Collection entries
┄┄┄┄┄┄┄┄┄┄┄┄┄┄┄┄┄┄┄┄
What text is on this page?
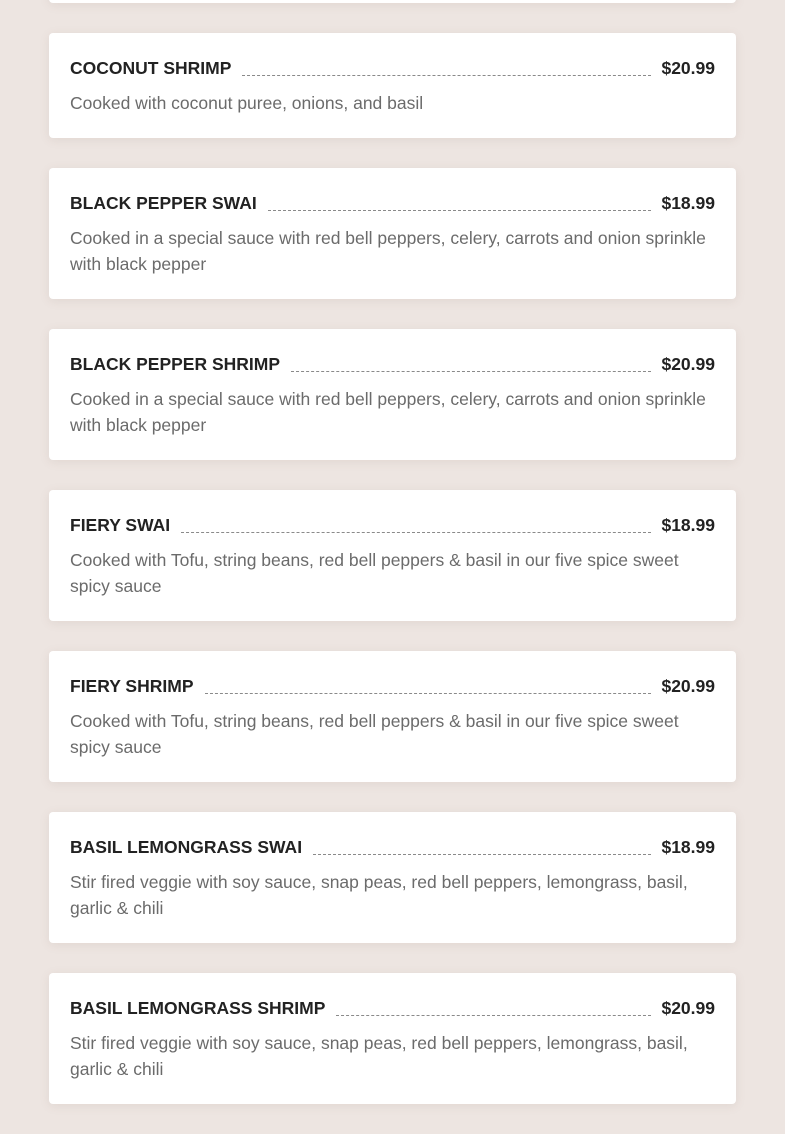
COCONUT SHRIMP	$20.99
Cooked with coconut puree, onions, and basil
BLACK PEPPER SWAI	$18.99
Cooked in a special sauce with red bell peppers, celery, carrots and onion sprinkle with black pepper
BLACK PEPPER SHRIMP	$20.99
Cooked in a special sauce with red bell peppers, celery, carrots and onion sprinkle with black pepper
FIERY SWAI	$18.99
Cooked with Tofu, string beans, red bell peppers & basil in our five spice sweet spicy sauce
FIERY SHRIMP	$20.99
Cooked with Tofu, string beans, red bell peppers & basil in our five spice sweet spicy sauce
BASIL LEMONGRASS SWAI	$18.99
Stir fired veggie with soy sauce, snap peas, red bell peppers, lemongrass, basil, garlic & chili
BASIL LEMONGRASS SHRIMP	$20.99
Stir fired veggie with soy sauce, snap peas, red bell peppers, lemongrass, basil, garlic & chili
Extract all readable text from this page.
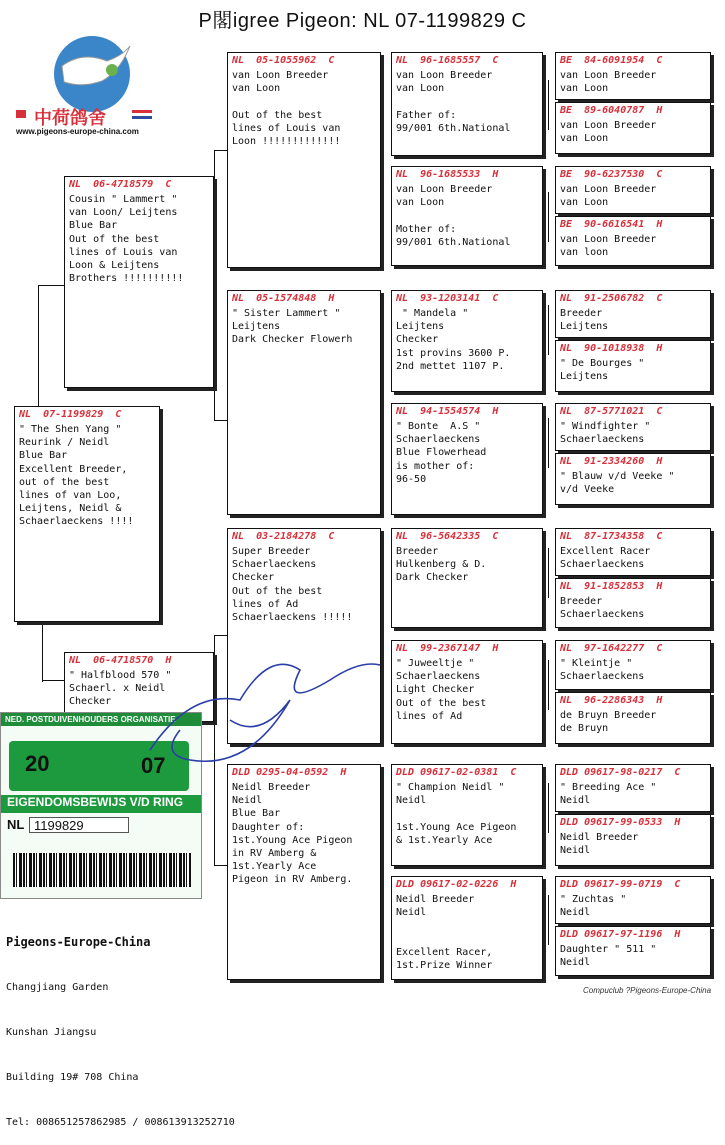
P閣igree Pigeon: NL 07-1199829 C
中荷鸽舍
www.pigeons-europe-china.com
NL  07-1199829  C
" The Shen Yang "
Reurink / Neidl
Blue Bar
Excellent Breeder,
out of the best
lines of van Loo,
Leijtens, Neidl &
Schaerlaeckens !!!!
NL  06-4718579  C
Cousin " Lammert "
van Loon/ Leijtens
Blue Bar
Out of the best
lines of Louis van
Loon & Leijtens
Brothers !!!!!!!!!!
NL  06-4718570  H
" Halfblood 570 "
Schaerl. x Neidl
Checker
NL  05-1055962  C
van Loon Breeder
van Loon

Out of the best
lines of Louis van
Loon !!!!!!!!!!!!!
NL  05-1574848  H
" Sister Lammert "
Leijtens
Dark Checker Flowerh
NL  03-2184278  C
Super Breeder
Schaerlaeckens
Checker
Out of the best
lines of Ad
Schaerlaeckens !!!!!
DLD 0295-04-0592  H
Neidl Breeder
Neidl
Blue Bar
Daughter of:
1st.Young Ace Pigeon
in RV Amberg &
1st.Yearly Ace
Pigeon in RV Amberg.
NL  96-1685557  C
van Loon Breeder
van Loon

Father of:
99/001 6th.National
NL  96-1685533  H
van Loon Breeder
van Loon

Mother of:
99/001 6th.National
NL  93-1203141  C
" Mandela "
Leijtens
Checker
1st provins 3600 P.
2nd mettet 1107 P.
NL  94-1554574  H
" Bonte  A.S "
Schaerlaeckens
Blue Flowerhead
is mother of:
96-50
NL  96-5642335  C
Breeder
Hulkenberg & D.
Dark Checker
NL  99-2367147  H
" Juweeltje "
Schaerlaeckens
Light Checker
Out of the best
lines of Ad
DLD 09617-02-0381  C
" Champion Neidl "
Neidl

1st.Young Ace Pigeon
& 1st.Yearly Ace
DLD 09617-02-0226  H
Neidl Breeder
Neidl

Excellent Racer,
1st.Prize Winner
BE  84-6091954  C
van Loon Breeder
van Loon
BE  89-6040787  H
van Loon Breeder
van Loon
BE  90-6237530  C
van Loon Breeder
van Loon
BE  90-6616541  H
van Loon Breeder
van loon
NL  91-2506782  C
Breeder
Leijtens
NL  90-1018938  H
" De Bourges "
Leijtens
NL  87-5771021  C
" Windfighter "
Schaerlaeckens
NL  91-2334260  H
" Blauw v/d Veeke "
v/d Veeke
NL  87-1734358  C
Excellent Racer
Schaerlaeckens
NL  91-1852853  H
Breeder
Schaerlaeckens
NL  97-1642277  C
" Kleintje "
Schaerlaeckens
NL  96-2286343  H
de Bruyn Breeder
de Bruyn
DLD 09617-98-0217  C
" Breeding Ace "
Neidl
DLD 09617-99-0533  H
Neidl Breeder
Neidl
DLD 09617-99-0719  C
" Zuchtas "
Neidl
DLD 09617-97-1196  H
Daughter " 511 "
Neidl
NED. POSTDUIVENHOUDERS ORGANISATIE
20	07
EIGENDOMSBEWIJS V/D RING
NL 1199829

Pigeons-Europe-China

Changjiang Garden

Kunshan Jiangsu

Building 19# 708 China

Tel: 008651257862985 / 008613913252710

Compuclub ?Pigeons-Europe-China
┄┄┄┄┄┄┄┄┄┄┄┄┄┄┄┄┄┄┄┄
» Task brief: Word for word, quote the full listing, omitting every picture.

» Solved exercise:
What text is on this page?
COCONUT SHRIMP	$20.99
Cooked with coconut puree, onions, and basil
BLACK PEPPER SWAI	$18.99
Cooked in a special sauce with red bell peppers, celery, carrots and onion sprinkle with black pepper
BLACK PEPPER SHRIMP	$20.99
Cooked in a special sauce with red bell peppers, celery, carrots and onion sprinkle with black pepper
FIERY SWAI	$18.99
Cooked with Tofu, string beans, red bell peppers & basil in our five spice sweet spicy sauce
FIERY SHRIMP	$20.99
Cooked with Tofu, string beans, red bell peppers & basil in our five spice sweet spicy sauce
BASIL LEMONGRASS SWAI	$18.99
Stir fired veggie with soy sauce, snap peas, red bell peppers, lemongrass, basil, garlic & chili
BASIL LEMONGRASS SHRIMP	$20.99
Stir fired veggie with soy sauce, snap peas, red bell peppers, lemongrass, basil, garlic & chili
Extract all readable text from this page.
P閣igree Pigeon: NL 07-1199829 C
中荷鸽舍
www.pigeons-europe-china.com
NL  07-1199829  C
" The Shen Yang "
Reurink / Neidl
Blue Bar
Excellent Breeder,
out of the best
lines of van Loo,
Leijtens, Neidl &
Schaerlaeckens !!!!
NL  06-4718579  C
Cousin " Lammert "
van Loon/ Leijtens
Blue Bar
Out of the best
lines of Louis van
Loon & Leijtens
Brothers !!!!!!!!!!
NL  06-4718570  H
" Halfblood 570 "
Schaerl. x Neidl
Checker
NL  05-1055962  C
van Loon Breeder
van Loon

Out of the best
lines of Louis van
Loon !!!!!!!!!!!!!
NL  05-1574848  H
" Sister Lammert "
Leijtens
Dark Checker Flowerh
NL  03-2184278  C
Super Breeder
Schaerlaeckens
Checker
Out of the best
lines of Ad
Schaerlaeckens !!!!!
DLD 0295-04-0592  H
Neidl Breeder
Neidl
Blue Bar
Daughter of:
1st.Young Ace Pigeon
in RV Amberg &
1st.Yearly Ace
Pigeon in RV Amberg.
NL  96-1685557  C
van Loon Breeder
van Loon

Father of:
99/001 6th.National
NL  96-1685533  H
van Loon Breeder
van Loon

Mother of:
99/001 6th.National
NL  93-1203141  C
" Mandela "
Leijtens
Checker
1st provins 3600 P.
2nd mettet 1107 P.
NL  94-1554574  H
" Bonte  A.S "
Schaerlaeckens
Blue Flowerhead
is mother of:
96-50
NL  96-5642335  C
Breeder
Hulkenberg & D.
Dark Checker
NL  99-2367147  H
" Juweeltje "
Schaerlaeckens
Light Checker
Out of the best
lines of Ad
DLD 09617-02-0381  C
" Champion Neidl "
Neidl

1st.Young Ace Pigeon
& 1st.Yearly Ace
DLD 09617-02-0226  H
Neidl Breeder
Neidl

Excellent Racer,
1st.Prize Winner
BE  84-6091954  C
van Loon Breeder
van Loon
BE  89-6040787  H
van Loon Breeder
van Loon
BE  90-6237530  C
van Loon Breeder
van Loon
BE  90-6616541  H
van Loon Breeder
van loon
NL  91-2506782  C
Breeder
Leijtens
NL  90-1018938  H
" De Bourges "
Leijtens
NL  87-5771021  C
" Windfighter "
Schaerlaeckens
NL  91-2334260  H
" Blauw v/d Veeke "
v/d Veeke
NL  87-1734358  C
Excellent Racer
Schaerlaeckens
NL  91-1852853  H
Breeder
Schaerlaeckens
NL  97-1642277  C
" Kleintje "
Schaerlaeckens
NL  96-2286343  H
de Bruyn Breeder
de Bruyn
DLD 09617-98-0217  C
" Breeding Ace "
Neidl
DLD 09617-99-0533  H
Neidl Breeder
Neidl
DLD 09617-99-0719  C
" Zuchtas "
Neidl
DLD 09617-97-1196  H
Daughter " 511 "
Neidl
NED. POSTDUIVENHOUDERS ORGANISATIE
20	07
EIGENDOMSBEWIJS V/D RING
NL 1199829

Pigeons-Europe-China

Changjiang Garden

Kunshan Jiangsu

Building 19# 708 China

Tel: 008651257862985 / 008613913252710

Compuclub ?Pigeons-Europe-China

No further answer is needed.